**Task description**: Extract, from the listing that follows, each line containing the word "ylabel".

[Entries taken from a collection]
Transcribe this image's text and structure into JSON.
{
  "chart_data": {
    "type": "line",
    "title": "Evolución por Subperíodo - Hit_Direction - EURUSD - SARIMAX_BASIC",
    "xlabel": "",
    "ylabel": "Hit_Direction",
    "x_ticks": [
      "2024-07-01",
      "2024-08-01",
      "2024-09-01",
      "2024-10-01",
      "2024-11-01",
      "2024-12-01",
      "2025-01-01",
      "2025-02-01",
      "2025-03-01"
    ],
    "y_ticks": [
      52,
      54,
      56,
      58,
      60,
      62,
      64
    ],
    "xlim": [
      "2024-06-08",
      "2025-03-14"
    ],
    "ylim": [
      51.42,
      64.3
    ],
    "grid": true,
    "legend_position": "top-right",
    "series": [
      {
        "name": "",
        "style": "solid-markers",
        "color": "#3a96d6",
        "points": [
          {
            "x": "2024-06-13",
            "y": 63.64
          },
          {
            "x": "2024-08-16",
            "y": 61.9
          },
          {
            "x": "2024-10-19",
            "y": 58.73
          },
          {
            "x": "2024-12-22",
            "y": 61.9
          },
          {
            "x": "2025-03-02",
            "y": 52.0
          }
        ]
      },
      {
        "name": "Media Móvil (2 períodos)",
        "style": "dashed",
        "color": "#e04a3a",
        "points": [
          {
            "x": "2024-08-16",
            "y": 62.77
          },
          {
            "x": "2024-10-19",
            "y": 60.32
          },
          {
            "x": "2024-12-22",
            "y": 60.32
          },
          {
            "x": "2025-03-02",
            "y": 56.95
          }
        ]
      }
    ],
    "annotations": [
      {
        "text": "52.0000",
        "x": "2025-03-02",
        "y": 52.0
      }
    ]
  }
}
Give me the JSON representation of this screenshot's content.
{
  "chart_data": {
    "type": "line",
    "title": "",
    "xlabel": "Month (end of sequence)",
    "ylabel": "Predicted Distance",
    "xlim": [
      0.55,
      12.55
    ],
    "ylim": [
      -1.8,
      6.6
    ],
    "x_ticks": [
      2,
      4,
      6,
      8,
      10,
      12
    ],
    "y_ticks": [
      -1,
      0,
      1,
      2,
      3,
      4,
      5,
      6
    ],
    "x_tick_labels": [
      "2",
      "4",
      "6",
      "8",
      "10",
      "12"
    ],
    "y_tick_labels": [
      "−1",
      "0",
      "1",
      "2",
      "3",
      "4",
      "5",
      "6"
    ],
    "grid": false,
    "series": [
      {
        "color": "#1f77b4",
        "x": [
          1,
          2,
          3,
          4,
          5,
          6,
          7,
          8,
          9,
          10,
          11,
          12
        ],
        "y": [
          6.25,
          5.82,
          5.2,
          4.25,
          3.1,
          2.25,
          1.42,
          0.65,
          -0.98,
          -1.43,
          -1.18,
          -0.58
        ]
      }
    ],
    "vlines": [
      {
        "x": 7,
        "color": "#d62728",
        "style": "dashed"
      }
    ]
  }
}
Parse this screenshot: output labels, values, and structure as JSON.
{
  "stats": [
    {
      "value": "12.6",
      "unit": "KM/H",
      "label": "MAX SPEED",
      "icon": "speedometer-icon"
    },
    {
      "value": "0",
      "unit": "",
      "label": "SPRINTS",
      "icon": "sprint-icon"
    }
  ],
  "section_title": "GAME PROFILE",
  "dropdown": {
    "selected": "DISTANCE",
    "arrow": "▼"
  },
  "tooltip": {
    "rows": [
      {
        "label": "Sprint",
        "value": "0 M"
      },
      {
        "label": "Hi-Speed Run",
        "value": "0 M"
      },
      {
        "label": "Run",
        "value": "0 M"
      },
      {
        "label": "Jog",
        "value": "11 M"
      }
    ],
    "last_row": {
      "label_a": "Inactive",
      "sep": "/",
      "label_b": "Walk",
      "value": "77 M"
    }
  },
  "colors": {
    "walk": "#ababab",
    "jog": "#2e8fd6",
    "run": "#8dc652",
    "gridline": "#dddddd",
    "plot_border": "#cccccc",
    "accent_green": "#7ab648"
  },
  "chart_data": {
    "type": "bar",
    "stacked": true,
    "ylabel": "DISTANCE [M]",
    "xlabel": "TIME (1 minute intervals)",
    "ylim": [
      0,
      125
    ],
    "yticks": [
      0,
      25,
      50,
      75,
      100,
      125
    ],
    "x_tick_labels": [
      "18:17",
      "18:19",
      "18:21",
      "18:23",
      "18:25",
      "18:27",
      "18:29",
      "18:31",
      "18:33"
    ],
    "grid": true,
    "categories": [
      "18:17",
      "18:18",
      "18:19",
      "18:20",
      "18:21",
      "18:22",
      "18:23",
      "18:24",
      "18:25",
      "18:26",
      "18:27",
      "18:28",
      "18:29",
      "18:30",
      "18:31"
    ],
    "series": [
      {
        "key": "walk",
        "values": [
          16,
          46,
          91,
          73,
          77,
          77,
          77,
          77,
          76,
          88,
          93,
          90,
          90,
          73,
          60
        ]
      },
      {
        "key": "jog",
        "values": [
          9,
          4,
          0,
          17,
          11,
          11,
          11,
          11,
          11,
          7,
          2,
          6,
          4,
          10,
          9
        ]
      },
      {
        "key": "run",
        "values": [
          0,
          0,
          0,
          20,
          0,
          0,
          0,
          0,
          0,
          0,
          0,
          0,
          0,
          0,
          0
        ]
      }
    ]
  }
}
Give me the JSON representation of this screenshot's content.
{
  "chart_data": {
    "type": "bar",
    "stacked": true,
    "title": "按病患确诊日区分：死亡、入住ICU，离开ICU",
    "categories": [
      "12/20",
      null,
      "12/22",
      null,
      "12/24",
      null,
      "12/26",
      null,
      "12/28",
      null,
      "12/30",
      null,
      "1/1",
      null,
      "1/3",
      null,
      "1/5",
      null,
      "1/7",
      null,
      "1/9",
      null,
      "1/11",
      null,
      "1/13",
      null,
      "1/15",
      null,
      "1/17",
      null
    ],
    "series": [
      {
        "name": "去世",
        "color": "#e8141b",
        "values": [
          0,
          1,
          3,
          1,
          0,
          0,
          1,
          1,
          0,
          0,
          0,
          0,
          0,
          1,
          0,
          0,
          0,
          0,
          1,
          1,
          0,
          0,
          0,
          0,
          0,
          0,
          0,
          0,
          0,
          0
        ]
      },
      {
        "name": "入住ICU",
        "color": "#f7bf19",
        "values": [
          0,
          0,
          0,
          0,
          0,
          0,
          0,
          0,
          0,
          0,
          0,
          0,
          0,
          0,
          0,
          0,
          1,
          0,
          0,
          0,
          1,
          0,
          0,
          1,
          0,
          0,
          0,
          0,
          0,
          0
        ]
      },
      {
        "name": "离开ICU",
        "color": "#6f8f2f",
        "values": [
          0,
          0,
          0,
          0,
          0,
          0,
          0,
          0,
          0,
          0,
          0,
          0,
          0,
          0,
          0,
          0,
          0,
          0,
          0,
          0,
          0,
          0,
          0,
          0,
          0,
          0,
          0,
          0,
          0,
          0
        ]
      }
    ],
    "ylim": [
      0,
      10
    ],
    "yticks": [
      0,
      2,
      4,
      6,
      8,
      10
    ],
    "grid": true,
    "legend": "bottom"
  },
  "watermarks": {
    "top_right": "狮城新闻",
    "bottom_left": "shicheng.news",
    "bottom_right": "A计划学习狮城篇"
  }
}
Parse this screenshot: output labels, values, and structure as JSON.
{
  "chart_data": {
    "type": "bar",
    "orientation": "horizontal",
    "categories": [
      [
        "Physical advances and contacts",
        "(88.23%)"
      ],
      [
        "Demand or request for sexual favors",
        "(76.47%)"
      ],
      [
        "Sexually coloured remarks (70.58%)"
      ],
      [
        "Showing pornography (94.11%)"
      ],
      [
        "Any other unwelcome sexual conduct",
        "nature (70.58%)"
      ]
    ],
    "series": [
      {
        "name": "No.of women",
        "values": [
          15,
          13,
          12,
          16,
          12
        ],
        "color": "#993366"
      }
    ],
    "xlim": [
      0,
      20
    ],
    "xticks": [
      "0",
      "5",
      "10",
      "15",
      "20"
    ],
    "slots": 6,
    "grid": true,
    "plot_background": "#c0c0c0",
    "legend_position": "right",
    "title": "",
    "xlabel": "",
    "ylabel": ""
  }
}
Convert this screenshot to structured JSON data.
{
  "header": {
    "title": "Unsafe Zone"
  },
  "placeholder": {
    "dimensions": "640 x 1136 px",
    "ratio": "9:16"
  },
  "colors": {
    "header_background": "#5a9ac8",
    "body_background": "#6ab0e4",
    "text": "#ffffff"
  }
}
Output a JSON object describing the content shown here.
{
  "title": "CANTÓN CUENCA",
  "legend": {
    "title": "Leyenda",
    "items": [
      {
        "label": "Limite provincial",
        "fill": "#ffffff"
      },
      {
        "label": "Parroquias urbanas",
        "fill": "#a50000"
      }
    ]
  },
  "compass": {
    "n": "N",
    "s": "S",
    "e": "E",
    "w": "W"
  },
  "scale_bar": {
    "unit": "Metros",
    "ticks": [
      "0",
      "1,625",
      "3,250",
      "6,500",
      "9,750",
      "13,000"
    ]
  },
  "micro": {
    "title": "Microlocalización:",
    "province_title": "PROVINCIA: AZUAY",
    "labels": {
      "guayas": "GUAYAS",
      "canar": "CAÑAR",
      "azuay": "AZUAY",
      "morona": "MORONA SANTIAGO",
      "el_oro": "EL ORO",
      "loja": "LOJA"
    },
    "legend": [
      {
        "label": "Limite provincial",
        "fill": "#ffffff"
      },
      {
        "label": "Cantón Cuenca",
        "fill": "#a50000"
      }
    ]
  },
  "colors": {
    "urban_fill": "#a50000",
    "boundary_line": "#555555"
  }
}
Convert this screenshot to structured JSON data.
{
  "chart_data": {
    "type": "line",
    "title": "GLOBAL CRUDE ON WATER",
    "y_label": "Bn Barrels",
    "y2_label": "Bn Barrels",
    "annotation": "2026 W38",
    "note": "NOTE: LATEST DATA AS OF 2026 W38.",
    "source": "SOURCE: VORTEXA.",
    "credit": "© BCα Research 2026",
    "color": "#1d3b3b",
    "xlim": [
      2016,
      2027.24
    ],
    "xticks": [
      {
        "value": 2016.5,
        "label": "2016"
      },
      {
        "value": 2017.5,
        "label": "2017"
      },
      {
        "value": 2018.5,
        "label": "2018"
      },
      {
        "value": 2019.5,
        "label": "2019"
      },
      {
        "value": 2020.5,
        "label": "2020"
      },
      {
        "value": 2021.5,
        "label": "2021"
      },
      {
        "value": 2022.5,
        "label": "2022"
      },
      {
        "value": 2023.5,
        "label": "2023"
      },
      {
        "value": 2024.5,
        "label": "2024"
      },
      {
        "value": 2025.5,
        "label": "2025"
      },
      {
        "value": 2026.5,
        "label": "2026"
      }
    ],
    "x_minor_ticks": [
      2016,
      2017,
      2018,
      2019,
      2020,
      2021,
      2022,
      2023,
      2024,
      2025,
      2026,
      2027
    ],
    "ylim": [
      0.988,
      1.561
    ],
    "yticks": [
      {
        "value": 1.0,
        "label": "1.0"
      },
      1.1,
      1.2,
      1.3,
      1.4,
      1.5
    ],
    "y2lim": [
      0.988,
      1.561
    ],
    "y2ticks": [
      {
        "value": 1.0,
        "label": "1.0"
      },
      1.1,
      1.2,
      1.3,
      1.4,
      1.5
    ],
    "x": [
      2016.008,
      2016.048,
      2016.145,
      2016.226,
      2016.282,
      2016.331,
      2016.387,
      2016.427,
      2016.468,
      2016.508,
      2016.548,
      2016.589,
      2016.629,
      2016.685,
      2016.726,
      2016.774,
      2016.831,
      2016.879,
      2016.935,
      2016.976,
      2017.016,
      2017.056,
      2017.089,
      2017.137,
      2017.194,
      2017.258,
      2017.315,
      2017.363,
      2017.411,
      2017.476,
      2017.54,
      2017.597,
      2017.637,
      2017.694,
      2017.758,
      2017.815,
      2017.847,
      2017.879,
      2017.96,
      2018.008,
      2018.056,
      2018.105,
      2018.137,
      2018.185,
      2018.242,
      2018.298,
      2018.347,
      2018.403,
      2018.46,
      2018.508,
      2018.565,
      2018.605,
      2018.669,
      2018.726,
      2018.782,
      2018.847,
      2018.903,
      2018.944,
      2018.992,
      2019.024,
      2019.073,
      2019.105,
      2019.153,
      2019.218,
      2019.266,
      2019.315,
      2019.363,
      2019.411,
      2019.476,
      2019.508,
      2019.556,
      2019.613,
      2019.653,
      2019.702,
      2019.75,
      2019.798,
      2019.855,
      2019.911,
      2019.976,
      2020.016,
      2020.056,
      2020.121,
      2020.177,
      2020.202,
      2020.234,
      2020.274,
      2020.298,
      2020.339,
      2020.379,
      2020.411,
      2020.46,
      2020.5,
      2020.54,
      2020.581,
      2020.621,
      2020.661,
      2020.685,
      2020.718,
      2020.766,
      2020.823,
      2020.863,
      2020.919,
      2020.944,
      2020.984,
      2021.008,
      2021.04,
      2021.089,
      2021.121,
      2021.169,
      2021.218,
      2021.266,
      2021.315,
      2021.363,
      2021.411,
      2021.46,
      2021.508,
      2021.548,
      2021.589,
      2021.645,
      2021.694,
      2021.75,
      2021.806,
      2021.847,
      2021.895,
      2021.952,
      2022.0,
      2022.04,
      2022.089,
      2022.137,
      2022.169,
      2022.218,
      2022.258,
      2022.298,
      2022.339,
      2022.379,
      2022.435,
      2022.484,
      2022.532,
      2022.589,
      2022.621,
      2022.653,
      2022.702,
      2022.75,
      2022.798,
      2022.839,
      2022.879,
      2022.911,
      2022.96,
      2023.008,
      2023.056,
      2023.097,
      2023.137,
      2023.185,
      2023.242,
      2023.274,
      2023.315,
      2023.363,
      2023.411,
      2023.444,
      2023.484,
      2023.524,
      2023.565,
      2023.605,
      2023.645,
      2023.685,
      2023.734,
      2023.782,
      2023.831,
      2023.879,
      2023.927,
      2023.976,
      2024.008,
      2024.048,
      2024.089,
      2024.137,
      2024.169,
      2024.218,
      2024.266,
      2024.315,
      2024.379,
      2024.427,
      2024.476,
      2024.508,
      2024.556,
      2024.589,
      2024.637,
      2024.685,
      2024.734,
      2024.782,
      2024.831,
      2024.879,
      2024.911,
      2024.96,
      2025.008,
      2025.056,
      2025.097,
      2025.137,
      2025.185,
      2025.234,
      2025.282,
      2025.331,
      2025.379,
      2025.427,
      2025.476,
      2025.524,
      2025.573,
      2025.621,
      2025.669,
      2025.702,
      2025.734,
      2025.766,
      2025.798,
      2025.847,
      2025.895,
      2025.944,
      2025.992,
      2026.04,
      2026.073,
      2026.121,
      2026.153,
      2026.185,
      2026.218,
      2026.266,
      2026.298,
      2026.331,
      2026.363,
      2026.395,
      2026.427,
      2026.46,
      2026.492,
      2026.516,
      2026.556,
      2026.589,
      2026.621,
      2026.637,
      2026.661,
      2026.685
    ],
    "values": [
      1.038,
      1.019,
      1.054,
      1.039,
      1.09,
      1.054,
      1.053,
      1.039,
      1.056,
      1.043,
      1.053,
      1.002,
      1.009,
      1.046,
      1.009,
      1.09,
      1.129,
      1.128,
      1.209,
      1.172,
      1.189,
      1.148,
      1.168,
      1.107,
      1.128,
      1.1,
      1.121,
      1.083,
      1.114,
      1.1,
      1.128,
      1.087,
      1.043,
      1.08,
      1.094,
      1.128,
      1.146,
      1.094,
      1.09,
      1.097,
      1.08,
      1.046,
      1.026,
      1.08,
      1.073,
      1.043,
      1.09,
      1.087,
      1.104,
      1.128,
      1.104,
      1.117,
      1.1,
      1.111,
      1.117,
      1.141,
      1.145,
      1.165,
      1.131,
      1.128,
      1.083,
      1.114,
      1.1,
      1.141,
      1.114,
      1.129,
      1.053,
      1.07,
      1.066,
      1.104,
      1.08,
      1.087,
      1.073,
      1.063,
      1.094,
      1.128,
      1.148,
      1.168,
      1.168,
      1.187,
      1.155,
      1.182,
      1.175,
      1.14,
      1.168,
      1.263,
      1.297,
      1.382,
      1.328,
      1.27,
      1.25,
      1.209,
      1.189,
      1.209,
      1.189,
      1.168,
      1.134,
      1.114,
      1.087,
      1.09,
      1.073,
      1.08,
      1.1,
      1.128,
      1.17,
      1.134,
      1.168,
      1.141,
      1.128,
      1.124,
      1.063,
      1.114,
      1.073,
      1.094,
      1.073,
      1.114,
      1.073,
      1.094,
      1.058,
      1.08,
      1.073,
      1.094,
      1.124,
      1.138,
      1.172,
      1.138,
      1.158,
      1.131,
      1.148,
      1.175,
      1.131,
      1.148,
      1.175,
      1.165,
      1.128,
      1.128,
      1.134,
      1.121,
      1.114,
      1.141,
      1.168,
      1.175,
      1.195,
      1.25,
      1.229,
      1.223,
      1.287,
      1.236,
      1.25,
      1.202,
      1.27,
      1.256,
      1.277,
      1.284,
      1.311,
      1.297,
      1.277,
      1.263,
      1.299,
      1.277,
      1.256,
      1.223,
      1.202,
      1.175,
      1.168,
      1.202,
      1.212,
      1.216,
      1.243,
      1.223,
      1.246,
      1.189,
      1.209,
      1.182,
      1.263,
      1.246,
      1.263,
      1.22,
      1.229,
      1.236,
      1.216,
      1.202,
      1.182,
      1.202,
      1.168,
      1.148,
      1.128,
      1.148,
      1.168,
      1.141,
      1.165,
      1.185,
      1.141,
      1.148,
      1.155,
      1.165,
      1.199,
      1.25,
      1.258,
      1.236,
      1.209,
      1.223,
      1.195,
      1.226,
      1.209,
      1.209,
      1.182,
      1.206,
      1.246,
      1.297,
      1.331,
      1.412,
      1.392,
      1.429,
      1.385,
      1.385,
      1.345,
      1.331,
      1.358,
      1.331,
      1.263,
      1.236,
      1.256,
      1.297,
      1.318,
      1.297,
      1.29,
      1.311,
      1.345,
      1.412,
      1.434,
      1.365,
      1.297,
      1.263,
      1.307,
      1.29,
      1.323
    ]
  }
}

**Result**:
    "ylabel": "Hit_Direction",
    "ylabel": "Predicted Distance",
    "ylabel": "DISTANCE [M]",
    "ylabel": ""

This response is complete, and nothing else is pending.